DATA FOR THIS EXERCISE
####################
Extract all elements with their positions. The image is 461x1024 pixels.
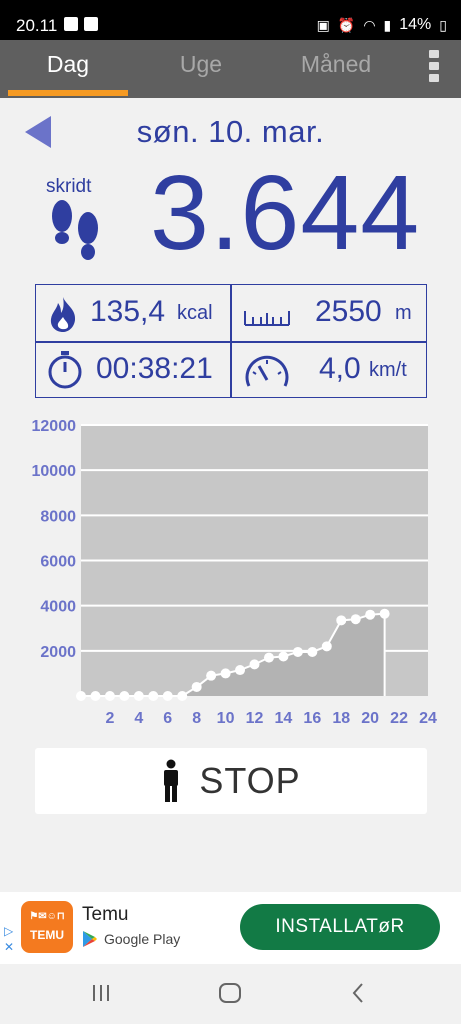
flame-icon (50, 297, 76, 332)
chart-point (350, 614, 361, 625)
chart-x-tick-label: 6 (163, 710, 172, 727)
chart-y-tick-label: 4000 (40, 599, 76, 616)
calories-value: 135,4 (90, 295, 166, 328)
chart-x-tick-label: 16 (303, 710, 321, 727)
tab-month[interactable]: Måned (276, 40, 396, 98)
temu-logo-text: TEMU (30, 928, 64, 942)
back-icon[interactable] (350, 982, 366, 1004)
chart-point (263, 652, 274, 663)
notification-icon (64, 17, 78, 31)
chart-point (76, 691, 86, 701)
signal-icon: ▮ (383, 16, 392, 33)
chart-x-tick-label: 14 (275, 710, 293, 727)
tab-day[interactable]: Dag (8, 40, 128, 98)
home-icon[interactable] (218, 982, 242, 1004)
chart-x-tick-label: 4 (134, 710, 143, 727)
notification-icons (64, 17, 98, 31)
calories-cell: 135,4 kcal (36, 285, 230, 341)
chart-y-tick-label: 6000 (40, 554, 76, 571)
chart-point (321, 641, 332, 652)
chart-x-tick-label: 10 (217, 710, 235, 727)
chart-point (148, 691, 159, 701)
battery-icon: ▯ (439, 16, 447, 33)
chart-point (379, 608, 390, 619)
distance-unit: m (395, 302, 412, 324)
chart-x-tick-label: 12 (246, 710, 264, 727)
status-bar: 20.11 ▣ ⏰ ◠ ▮ 14% ▯ (0, 0, 461, 40)
tab-bar: Dag Uge Måned (0, 40, 461, 98)
chart-x-tick-label: 22 (390, 710, 408, 727)
calories-unit: kcal (177, 302, 213, 324)
chart-point (119, 691, 130, 701)
chart-point (162, 691, 173, 701)
store-name: Google Play (104, 931, 181, 947)
ad-banner[interactable]: ▷ ✕ ⚑✉☺⊓ TEMU Temu Google Play INSTALLATø… (0, 892, 461, 964)
steps-count: 3.644 (150, 154, 421, 272)
duration-cell: 00:38:21 (36, 342, 230, 398)
ruler-icon (244, 311, 290, 326)
chart-point (191, 681, 202, 692)
chart-point (104, 691, 115, 701)
wifi-icon: ◠ (363, 16, 376, 33)
stopwatch-icon (48, 351, 82, 389)
chart-y-tick-label: 8000 (40, 508, 76, 525)
distance-cell: 2550 m (231, 285, 425, 341)
distance-value: 2550 (315, 295, 382, 328)
chart-point (292, 646, 303, 657)
battery-percent: 14% (399, 16, 432, 33)
chart-y-tick-label: 10000 (32, 463, 77, 480)
chart-x-tick-label: 2 (105, 710, 114, 727)
chart-point (220, 668, 231, 679)
chart-y-tick-label: 12000 (32, 418, 77, 435)
install-button[interactable]: INSTALLATøR (240, 904, 440, 950)
chart-point (365, 609, 376, 620)
chart-x-tick-label: 24 (419, 710, 437, 727)
speedometer-icon (245, 355, 289, 387)
adchoices-icon[interactable]: ▷ ✕ (4, 924, 14, 955)
tab-week[interactable]: Uge (141, 40, 261, 98)
chart-point (206, 670, 217, 681)
chart-x-tick-label: 18 (332, 710, 350, 727)
recent-apps-icon[interactable] (90, 982, 112, 1004)
speed-unit: km/t (369, 359, 407, 381)
google-play-badge: Google Play (82, 930, 180, 948)
alarm-icon: ⏰ (337, 16, 356, 33)
lock-icon: ▣ (316, 16, 330, 33)
speed-cell: 4,0 km/t (231, 342, 425, 398)
chart-point (177, 691, 188, 701)
duration-value: 00:38:21 (96, 352, 213, 385)
chart-point (133, 691, 144, 701)
chart-point (336, 615, 347, 626)
google-play-icon (83, 931, 97, 947)
status-time: 20.11 (16, 16, 58, 35)
steps-chart: 200040006000800010000120002 4 6 8 10 12 14 16 18… (32, 418, 438, 727)
chart-point (90, 691, 101, 701)
person-icon (164, 759, 179, 802)
chart-x-tick-label: 20 (361, 710, 379, 727)
chart-point (235, 665, 246, 676)
date-row: søn. 10. mar. (0, 108, 461, 156)
footprints-icon (52, 200, 98, 260)
date-title: søn. 10. mar. (136, 114, 325, 149)
checkbox-notification-icon (84, 17, 98, 31)
steps-label: skridt (46, 176, 92, 197)
chart-x-tick-label: 8 (192, 710, 201, 727)
chart-point (307, 646, 318, 657)
chart-point (249, 659, 260, 670)
stats-grid: 135,4 kcal 2550 m 00:38:21 4,0 km/t (35, 284, 427, 398)
status-right: ▣ ⏰ ◠ ▮ 14% ▯ (317, 16, 447, 34)
chart-point (278, 651, 289, 662)
system-nav-bar (0, 964, 461, 1024)
main-content: søn. 10. mar. skridt 3.644 135,4 kcal 25… (0, 98, 461, 892)
stop-button[interactable]: STOP (35, 748, 427, 814)
temu-logo: ⚑✉☺⊓ TEMU (21, 901, 73, 953)
speed-value: 4,0 (319, 352, 361, 385)
chart-y-tick-label: 2000 (40, 644, 76, 661)
stop-label: STOP (199, 760, 301, 801)
ad-app-name: Temu (82, 904, 129, 925)
overflow-menu-icon[interactable] (429, 50, 441, 82)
####################
PROBLEM STATEMENT
Copy out all of the items above word for word, leaving out the pictures.

THE RESULT
Extract all elements with their positions. The image is 461x1024 pixels.
flame-icon (50, 297, 76, 332)
chart-point (350, 614, 361, 625)
chart-x-tick-label: 6 (163, 710, 172, 727)
chart-y-tick-label: 4000 (40, 599, 76, 616)
calories-value: 135,4 (90, 295, 166, 328)
chart-x-tick-label: 16 (303, 710, 321, 727)
tab-month[interactable]: Måned (276, 40, 396, 98)
temu-logo-text: TEMU (30, 928, 64, 942)
back-icon[interactable] (350, 982, 366, 1004)
chart-point (263, 652, 274, 663)
notification-icon (64, 17, 78, 31)
chart-point (76, 691, 86, 701)
signal-icon: ▮ (383, 16, 392, 33)
chart-x-tick-label: 14 (275, 710, 293, 727)
tab-day[interactable]: Dag (8, 40, 128, 98)
home-icon[interactable] (218, 982, 242, 1004)
chart-x-tick-label: 4 (134, 710, 143, 727)
notification-icons (64, 17, 98, 31)
calories-cell: 135,4 kcal (36, 285, 230, 341)
chart-y-tick-label: 6000 (40, 554, 76, 571)
chart-point (321, 641, 332, 652)
chart-x-tick-label: 10 (217, 710, 235, 727)
chart-point (148, 691, 159, 701)
battery-icon: ▯ (439, 16, 447, 33)
chart-point (379, 608, 390, 619)
distance-unit: m (395, 302, 412, 324)
chart-x-tick-label: 12 (246, 710, 264, 727)
status-bar: 20.11 ▣ ⏰ ◠ ▮ 14% ▯ (0, 0, 461, 40)
tab-bar: Dag Uge Måned (0, 40, 461, 98)
chart-x-tick-label: 22 (390, 710, 408, 727)
calories-unit: kcal (177, 302, 213, 324)
chart-point (119, 691, 130, 701)
chart-point (162, 691, 173, 701)
store-name: Google Play (104, 931, 181, 947)
ad-banner[interactable]: ▷ ✕ ⚑✉☺⊓ TEMU Temu Google Play INSTALLATø… (0, 892, 461, 964)
steps-count: 3.644 (150, 154, 421, 272)
duration-cell: 00:38:21 (36, 342, 230, 398)
ruler-icon (244, 311, 290, 326)
chart-point (191, 681, 202, 692)
chart-point (104, 691, 115, 701)
wifi-icon: ◠ (363, 16, 376, 33)
stopwatch-icon (48, 351, 82, 389)
chart-y-tick-label: 8000 (40, 508, 76, 525)
distance-cell: 2550 m (231, 285, 425, 341)
distance-value: 2550 (315, 295, 382, 328)
chart-point (292, 646, 303, 657)
battery-percent: 14% (399, 16, 432, 33)
chart-y-tick-label: 10000 (32, 463, 77, 480)
chart-x-tick-label: 2 (105, 710, 114, 727)
chart-point (220, 668, 231, 679)
chart-y-tick-label: 12000 (32, 418, 77, 435)
install-button[interactable]: INSTALLATøR (240, 904, 440, 950)
chart-point (365, 609, 376, 620)
chart-x-tick-label: 24 (419, 710, 437, 727)
speedometer-icon (245, 355, 289, 387)
adchoices-icon[interactable]: ▷ ✕ (4, 924, 14, 955)
tab-week[interactable]: Uge (141, 40, 261, 98)
chart-point (206, 670, 217, 681)
chart-x-tick-label: 18 (332, 710, 350, 727)
recent-apps-icon[interactable] (90, 982, 112, 1004)
speed-unit: km/t (369, 359, 407, 381)
google-play-badge: Google Play (82, 930, 180, 948)
alarm-icon: ⏰ (337, 16, 356, 33)
lock-icon: ▣ (316, 16, 330, 33)
speed-cell: 4,0 km/t (231, 342, 425, 398)
chart-point (177, 691, 188, 701)
duration-value: 00:38:21 (96, 352, 213, 385)
chart-point (133, 691, 144, 701)
chart-point (336, 615, 347, 626)
google-play-icon (83, 931, 97, 947)
status-time: 20.11 (16, 16, 58, 35)
steps-chart: 200040006000800010000120002 4 6 8 10 12 14 16 18… (32, 418, 438, 727)
chart-point (90, 691, 101, 701)
person-icon (164, 759, 179, 802)
chart-x-tick-label: 20 (361, 710, 379, 727)
chart-point (235, 665, 246, 676)
date-row: søn. 10. mar. (0, 108, 461, 156)
footprints-icon (52, 200, 98, 260)
date-title: søn. 10. mar. (136, 114, 325, 149)
checkbox-notification-icon (84, 17, 98, 31)
steps-label: skridt (46, 176, 92, 197)
chart-x-tick-label: 8 (192, 710, 201, 727)
chart-point (307, 646, 318, 657)
chart-point (249, 659, 260, 670)
stats-grid: 135,4 kcal 2550 m 00:38:21 4,0 km/t (35, 284, 427, 398)
status-right: ▣ ⏰ ◠ ▮ 14% ▯ (317, 16, 447, 34)
chart-point (278, 651, 289, 662)
system-nav-bar (0, 964, 461, 1024)
main-content: søn. 10. mar. skridt 3.644 135,4 kcal 25… (0, 98, 461, 892)
stop-button[interactable]: STOP (35, 748, 427, 814)
temu-logo: ⚑✉☺⊓ TEMU (21, 901, 73, 953)
speed-value: 4,0 (319, 352, 361, 385)
chart-y-tick-label: 2000 (40, 644, 76, 661)
stop-label: STOP (199, 760, 301, 801)
ad-app-name: Temu (82, 904, 129, 925)
overflow-menu-icon[interactable] (429, 50, 441, 82)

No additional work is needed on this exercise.